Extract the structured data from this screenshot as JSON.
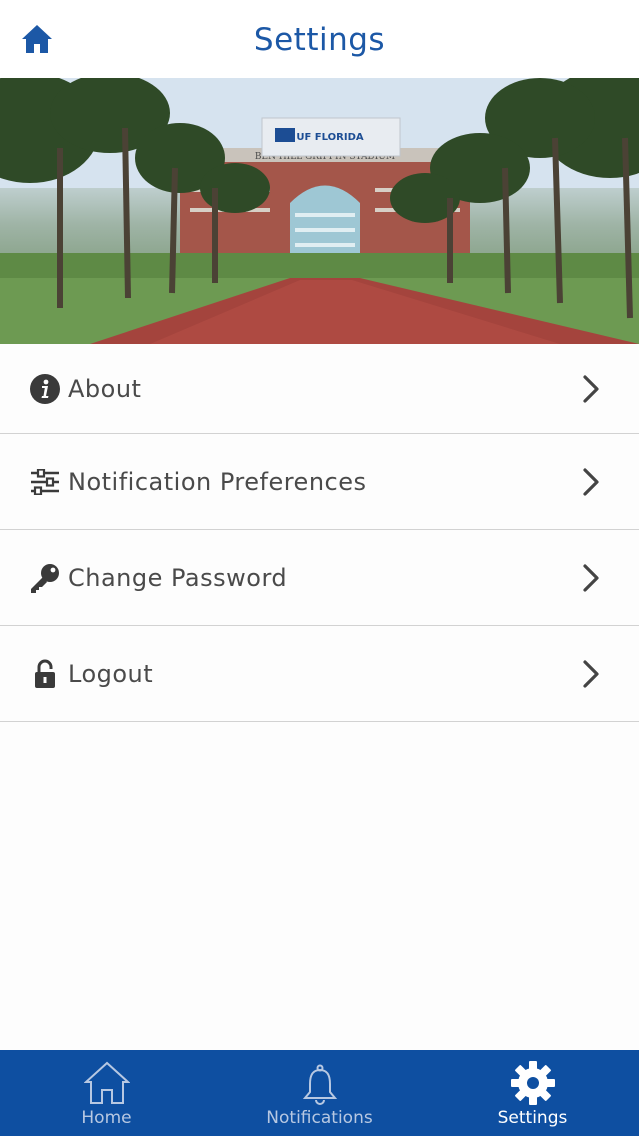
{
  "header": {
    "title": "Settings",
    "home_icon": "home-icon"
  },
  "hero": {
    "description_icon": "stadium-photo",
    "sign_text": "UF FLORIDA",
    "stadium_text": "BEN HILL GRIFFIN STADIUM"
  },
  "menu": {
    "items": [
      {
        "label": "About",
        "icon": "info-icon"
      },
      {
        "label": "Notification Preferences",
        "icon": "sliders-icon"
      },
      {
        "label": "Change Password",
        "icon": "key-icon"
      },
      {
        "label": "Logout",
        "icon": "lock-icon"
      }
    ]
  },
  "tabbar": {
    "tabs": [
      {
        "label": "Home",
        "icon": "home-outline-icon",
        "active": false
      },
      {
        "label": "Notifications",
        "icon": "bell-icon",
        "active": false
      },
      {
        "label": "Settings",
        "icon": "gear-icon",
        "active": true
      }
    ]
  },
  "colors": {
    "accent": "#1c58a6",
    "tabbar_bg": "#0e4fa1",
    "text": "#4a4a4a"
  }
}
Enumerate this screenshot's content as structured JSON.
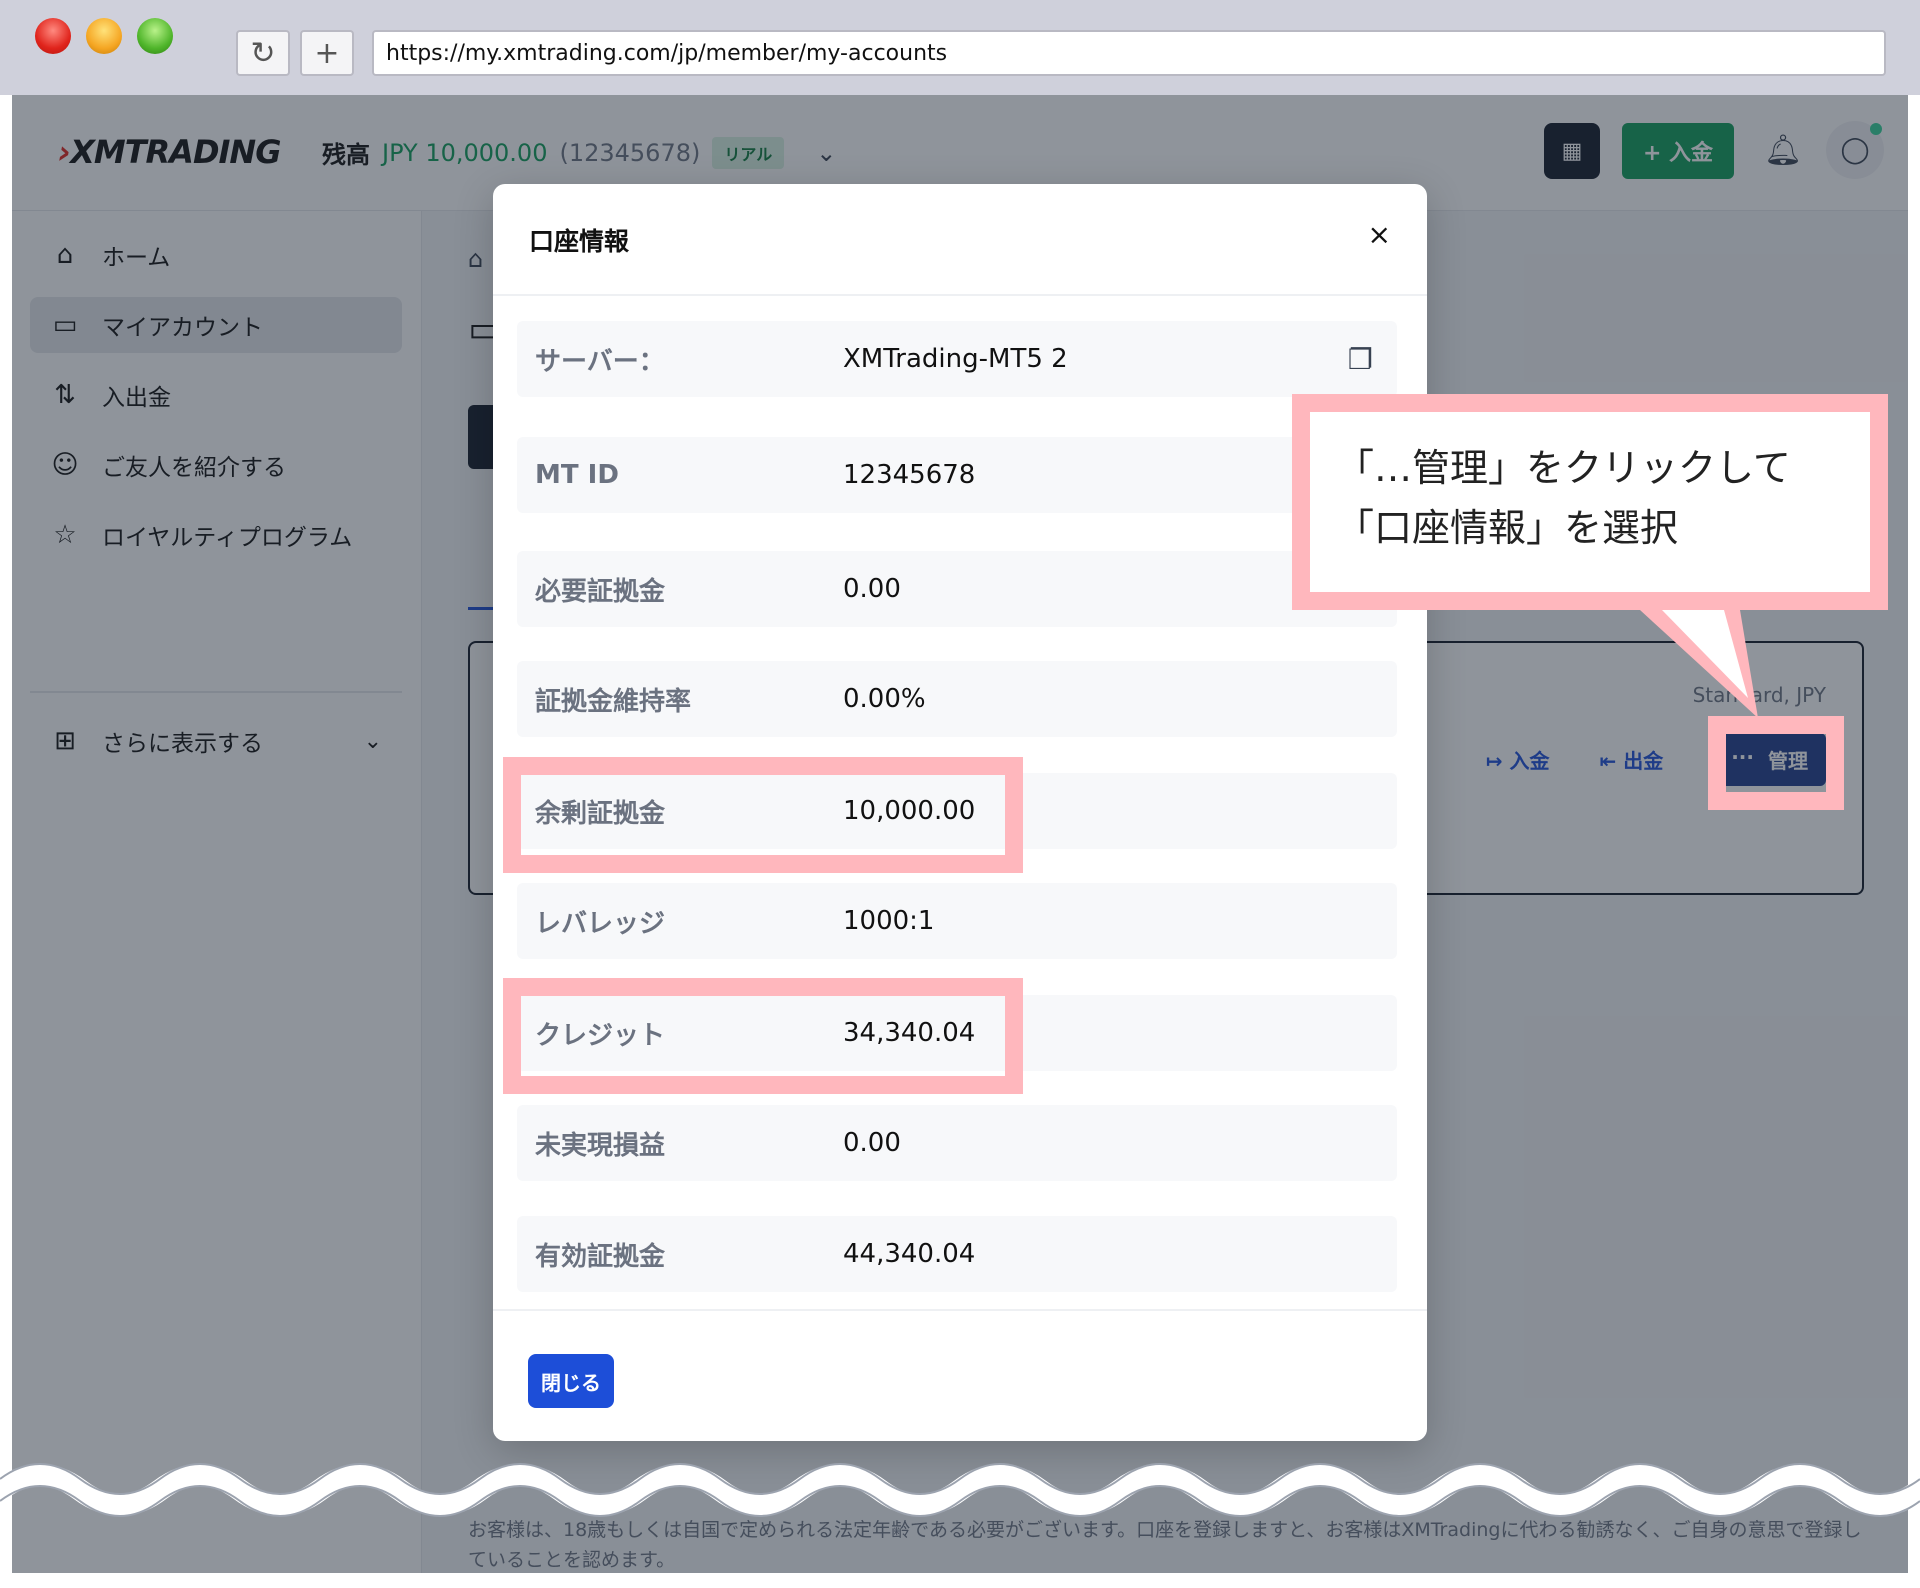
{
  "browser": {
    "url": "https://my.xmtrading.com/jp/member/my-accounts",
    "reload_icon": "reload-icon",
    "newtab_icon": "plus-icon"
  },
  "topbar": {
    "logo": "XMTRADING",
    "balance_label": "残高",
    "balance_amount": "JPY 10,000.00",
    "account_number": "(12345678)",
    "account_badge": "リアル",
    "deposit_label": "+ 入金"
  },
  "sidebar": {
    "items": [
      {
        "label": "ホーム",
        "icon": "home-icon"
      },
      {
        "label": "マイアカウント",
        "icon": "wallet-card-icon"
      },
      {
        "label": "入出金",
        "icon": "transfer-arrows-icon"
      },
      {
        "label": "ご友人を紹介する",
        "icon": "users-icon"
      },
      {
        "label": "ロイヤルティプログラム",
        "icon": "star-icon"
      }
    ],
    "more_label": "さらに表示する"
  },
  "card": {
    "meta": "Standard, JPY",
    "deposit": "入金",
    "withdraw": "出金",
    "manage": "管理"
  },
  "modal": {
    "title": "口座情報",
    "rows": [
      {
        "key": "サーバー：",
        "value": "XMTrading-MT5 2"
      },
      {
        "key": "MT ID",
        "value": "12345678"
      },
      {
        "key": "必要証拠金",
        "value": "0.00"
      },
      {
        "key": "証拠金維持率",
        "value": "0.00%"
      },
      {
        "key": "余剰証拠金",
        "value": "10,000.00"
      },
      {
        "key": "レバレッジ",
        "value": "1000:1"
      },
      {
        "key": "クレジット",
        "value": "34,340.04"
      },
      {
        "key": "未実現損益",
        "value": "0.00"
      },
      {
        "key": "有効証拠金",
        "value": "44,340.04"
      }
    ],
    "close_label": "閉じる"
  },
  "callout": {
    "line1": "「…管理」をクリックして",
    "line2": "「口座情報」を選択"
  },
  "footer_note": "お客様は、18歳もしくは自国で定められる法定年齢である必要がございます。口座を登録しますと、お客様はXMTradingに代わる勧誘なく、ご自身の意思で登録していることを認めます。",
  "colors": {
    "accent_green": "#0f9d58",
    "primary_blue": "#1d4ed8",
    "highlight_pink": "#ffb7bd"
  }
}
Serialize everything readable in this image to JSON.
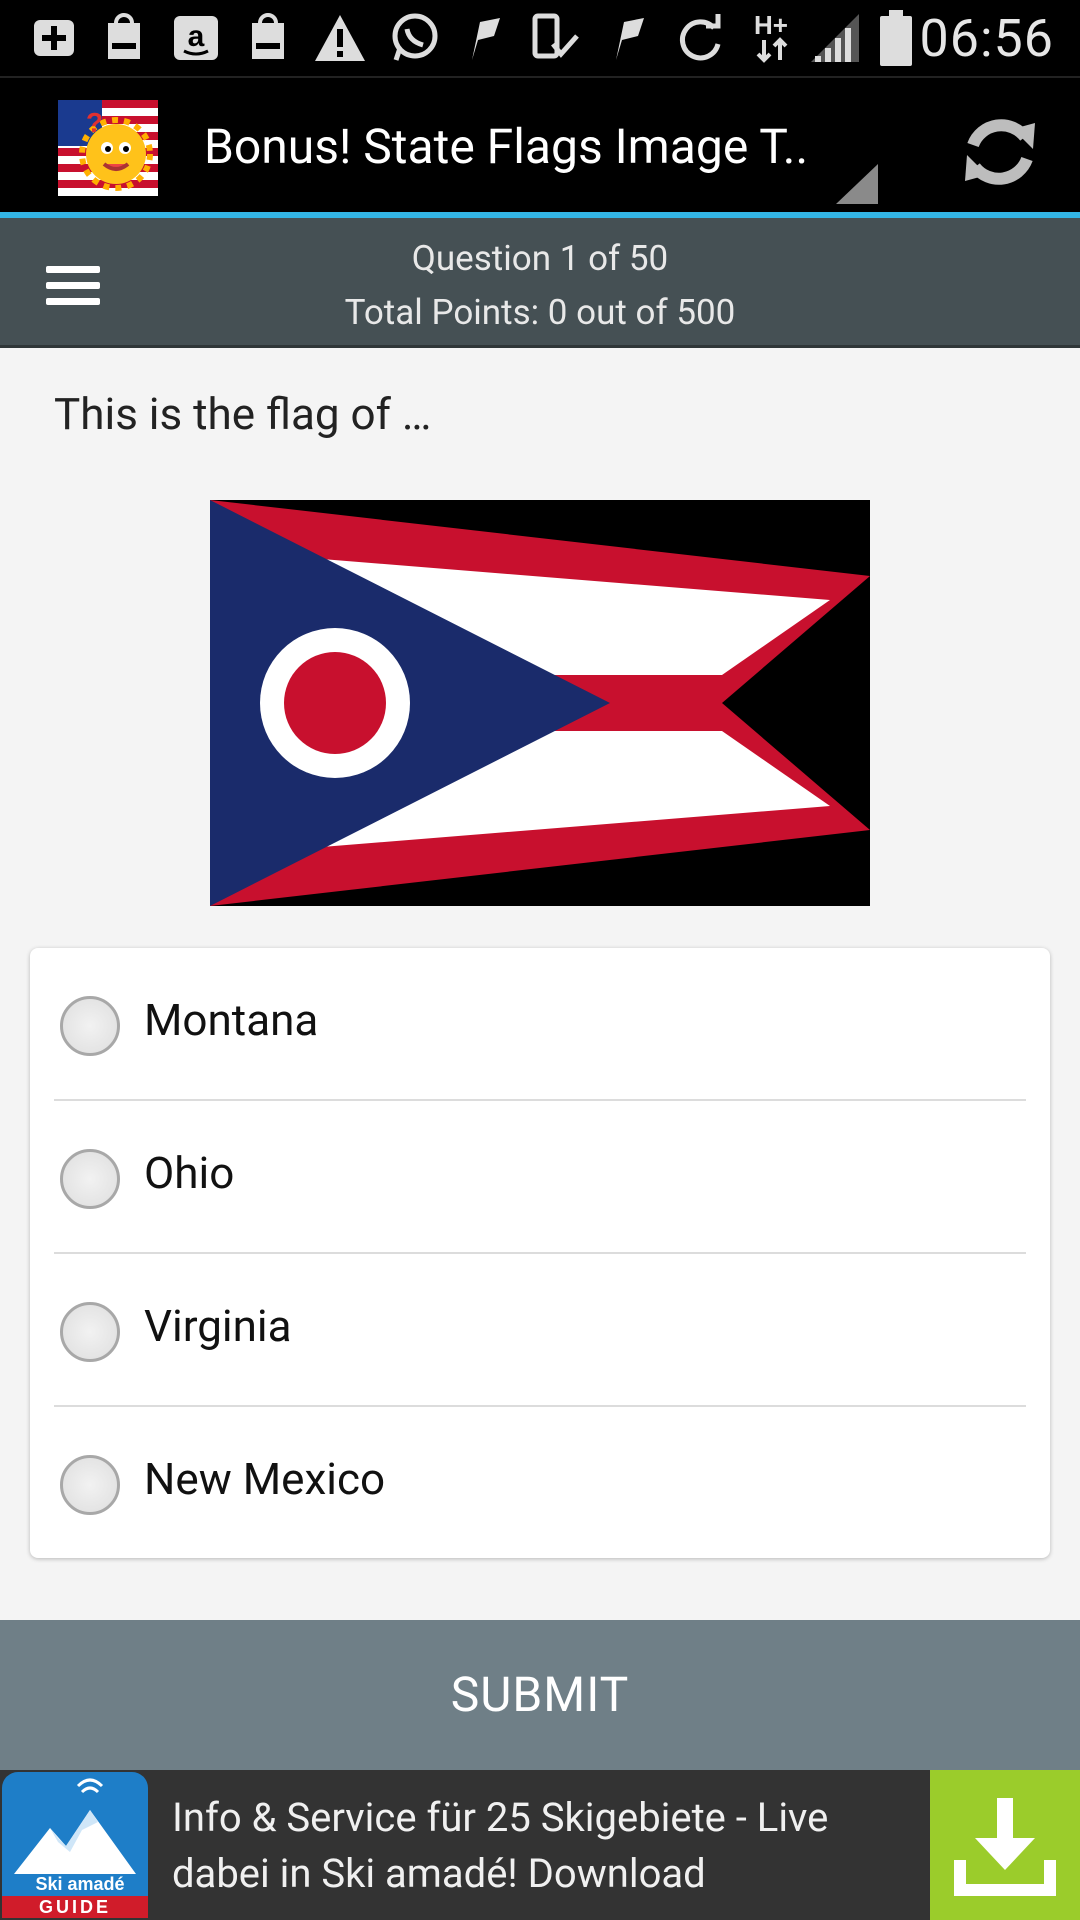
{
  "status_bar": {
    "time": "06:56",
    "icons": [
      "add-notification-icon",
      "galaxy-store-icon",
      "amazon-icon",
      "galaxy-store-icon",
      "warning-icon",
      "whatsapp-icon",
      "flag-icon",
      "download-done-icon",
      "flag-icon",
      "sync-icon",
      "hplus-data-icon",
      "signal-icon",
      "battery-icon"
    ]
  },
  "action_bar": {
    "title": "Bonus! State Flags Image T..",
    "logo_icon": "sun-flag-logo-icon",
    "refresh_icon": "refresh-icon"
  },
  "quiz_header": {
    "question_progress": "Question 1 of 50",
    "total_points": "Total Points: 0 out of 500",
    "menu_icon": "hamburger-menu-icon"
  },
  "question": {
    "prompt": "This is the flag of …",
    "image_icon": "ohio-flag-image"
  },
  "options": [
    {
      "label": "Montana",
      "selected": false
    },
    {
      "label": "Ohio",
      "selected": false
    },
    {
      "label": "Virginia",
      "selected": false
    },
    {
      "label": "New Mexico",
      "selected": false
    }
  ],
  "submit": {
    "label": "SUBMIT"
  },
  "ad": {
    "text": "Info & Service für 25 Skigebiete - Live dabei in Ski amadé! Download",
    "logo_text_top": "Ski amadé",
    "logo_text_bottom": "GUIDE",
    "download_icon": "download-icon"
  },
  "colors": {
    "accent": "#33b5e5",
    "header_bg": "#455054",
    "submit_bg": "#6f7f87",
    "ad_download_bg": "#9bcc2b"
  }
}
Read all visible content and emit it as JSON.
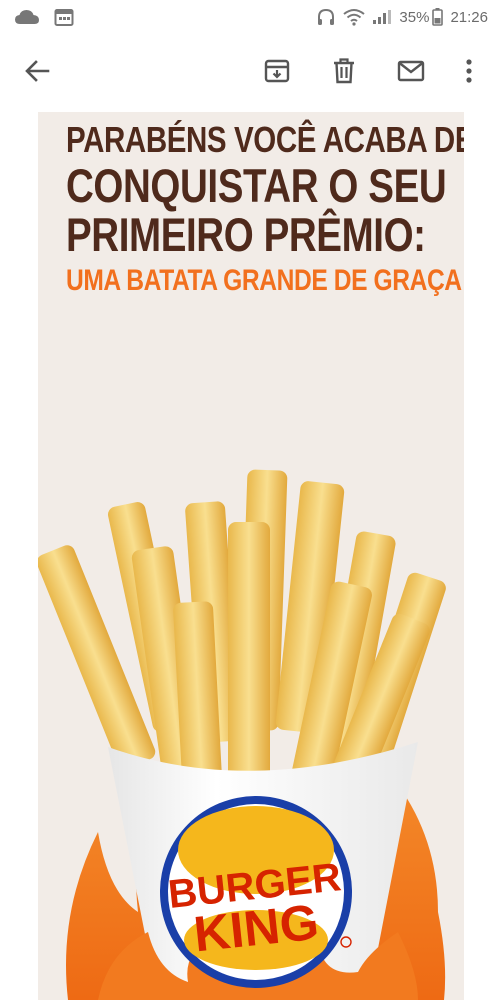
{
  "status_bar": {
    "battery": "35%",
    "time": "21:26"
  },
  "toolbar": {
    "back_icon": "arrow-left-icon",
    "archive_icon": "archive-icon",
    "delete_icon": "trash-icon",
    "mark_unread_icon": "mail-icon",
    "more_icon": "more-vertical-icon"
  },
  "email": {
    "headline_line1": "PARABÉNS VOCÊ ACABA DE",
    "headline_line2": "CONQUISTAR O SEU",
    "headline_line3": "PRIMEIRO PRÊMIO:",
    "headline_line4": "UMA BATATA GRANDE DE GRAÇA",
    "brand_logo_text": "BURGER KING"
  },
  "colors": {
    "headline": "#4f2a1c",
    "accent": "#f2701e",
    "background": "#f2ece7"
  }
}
● ● ● ●
* **Directions**
Pictures in the records above are not copied; print everything else exactly.

* **Written response**
Extract the structured data from this screenshot as JSON.
{
  "header": {
    "title": "Settings",
    "home_icon": "home-icon"
  },
  "hero": {
    "description_icon": "stadium-photo",
    "sign_text": "UF FLORIDA",
    "stadium_text": "BEN HILL GRIFFIN STADIUM"
  },
  "menu": {
    "items": [
      {
        "label": "About",
        "icon": "info-icon"
      },
      {
        "label": "Notification Preferences",
        "icon": "sliders-icon"
      },
      {
        "label": "Change Password",
        "icon": "key-icon"
      },
      {
        "label": "Logout",
        "icon": "lock-icon"
      }
    ]
  },
  "tabbar": {
    "tabs": [
      {
        "label": "Home",
        "icon": "home-outline-icon",
        "active": false
      },
      {
        "label": "Notifications",
        "icon": "bell-icon",
        "active": false
      },
      {
        "label": "Settings",
        "icon": "gear-icon",
        "active": true
      }
    ]
  },
  "colors": {
    "accent": "#1c58a6",
    "tabbar_bg": "#0e4fa1",
    "text": "#4a4a4a"
  }
}
Enumerate this screenshot's content as structured JSON.
{
  "browser": {
    "url": "https://my.xmtrading.com/jp/member/my-accounts",
    "reload_icon": "reload-icon",
    "newtab_icon": "plus-icon"
  },
  "topbar": {
    "logo": "XMTRADING",
    "balance_label": "残高",
    "balance_amount": "JPY 10,000.00",
    "account_number": "(12345678)",
    "account_badge": "リアル",
    "deposit_label": "+ 入金"
  },
  "sidebar": {
    "items": [
      {
        "label": "ホーム",
        "icon": "home-icon"
      },
      {
        "label": "マイアカウント",
        "icon": "wallet-card-icon"
      },
      {
        "label": "入出金",
        "icon": "transfer-arrows-icon"
      },
      {
        "label": "ご友人を紹介する",
        "icon": "users-icon"
      },
      {
        "label": "ロイヤルティプログラム",
        "icon": "star-icon"
      }
    ],
    "more_label": "さらに表示する"
  },
  "card": {
    "meta": "Standard, JPY",
    "deposit": "入金",
    "withdraw": "出金",
    "manage": "管理"
  },
  "modal": {
    "title": "口座情報",
    "rows": [
      {
        "key": "サーバー：",
        "value": "XMTrading-MT5 2"
      },
      {
        "key": "MT ID",
        "value": "12345678"
      },
      {
        "key": "必要証拠金",
        "value": "0.00"
      },
      {
        "key": "証拠金維持率",
        "value": "0.00%"
      },
      {
        "key": "余剰証拠金",
        "value": "10,000.00"
      },
      {
        "key": "レバレッジ",
        "value": "1000:1"
      },
      {
        "key": "クレジット",
        "value": "34,340.04"
      },
      {
        "key": "未実現損益",
        "value": "0.00"
      },
      {
        "key": "有効証拠金",
        "value": "44,340.04"
      }
    ],
    "close_label": "閉じる"
  },
  "callout": {
    "line1": "「…管理」をクリックして",
    "line2": "「口座情報」を選択"
  },
  "footer_note": "お客様は、18歳もしくは自国で定められる法定年齢である必要がございます。口座を登録しますと、お客様はXMTradingに代わる勧誘なく、ご自身の意思で登録していることを認めます。",
  "colors": {
    "accent_green": "#0f9d58",
    "primary_blue": "#1d4ed8",
    "highlight_pink": "#ffb7bd"
  }
}
Serialize everything readable in this image to JSON.
{
  "status_bar": {
    "time": "06:56",
    "icons": [
      "add-notification-icon",
      "galaxy-store-icon",
      "amazon-icon",
      "galaxy-store-icon",
      "warning-icon",
      "whatsapp-icon",
      "flag-icon",
      "download-done-icon",
      "flag-icon",
      "sync-icon",
      "hplus-data-icon",
      "signal-icon",
      "battery-icon"
    ]
  },
  "action_bar": {
    "title": "Bonus! State Flags Image T..",
    "logo_icon": "sun-flag-logo-icon",
    "refresh_icon": "refresh-icon"
  },
  "quiz_header": {
    "question_progress": "Question 1 of 50",
    "total_points": "Total Points: 0 out of 500",
    "menu_icon": "hamburger-menu-icon"
  },
  "question": {
    "prompt": "This is the flag of …",
    "image_icon": "ohio-flag-image"
  },
  "options": [
    {
      "label": "Montana",
      "selected": false
    },
    {
      "label": "Ohio",
      "selected": false
    },
    {
      "label": "Virginia",
      "selected": false
    },
    {
      "label": "New Mexico",
      "selected": false
    }
  ],
  "submit": {
    "label": "SUBMIT"
  },
  "ad": {
    "text": "Info & Service für 25 Skigebiete - Live dabei in Ski amadé! Download",
    "logo_text_top": "Ski amadé",
    "logo_text_bottom": "GUIDE",
    "download_icon": "download-icon"
  },
  "colors": {
    "accent": "#33b5e5",
    "header_bg": "#455054",
    "submit_bg": "#6f7f87",
    "ad_download_bg": "#9bcc2b"
  }
}
Read all visible content and emit it as JSON.
{
  "status_bar": {
    "battery": "35%",
    "time": "21:26"
  },
  "toolbar": {
    "back_icon": "arrow-left-icon",
    "archive_icon": "archive-icon",
    "delete_icon": "trash-icon",
    "mark_unread_icon": "mail-icon",
    "more_icon": "more-vertical-icon"
  },
  "email": {
    "headline_line1": "PARABÉNS VOCÊ ACABA DE",
    "headline_line2": "CONQUISTAR O SEU",
    "headline_line3": "PRIMEIRO PRÊMIO:",
    "headline_line4": "UMA BATATA GRANDE DE GRAÇA",
    "brand_logo_text": "BURGER KING"
  },
  "colors": {
    "headline": "#4f2a1c",
    "accent": "#f2701e",
    "background": "#f2ece7"
  }
}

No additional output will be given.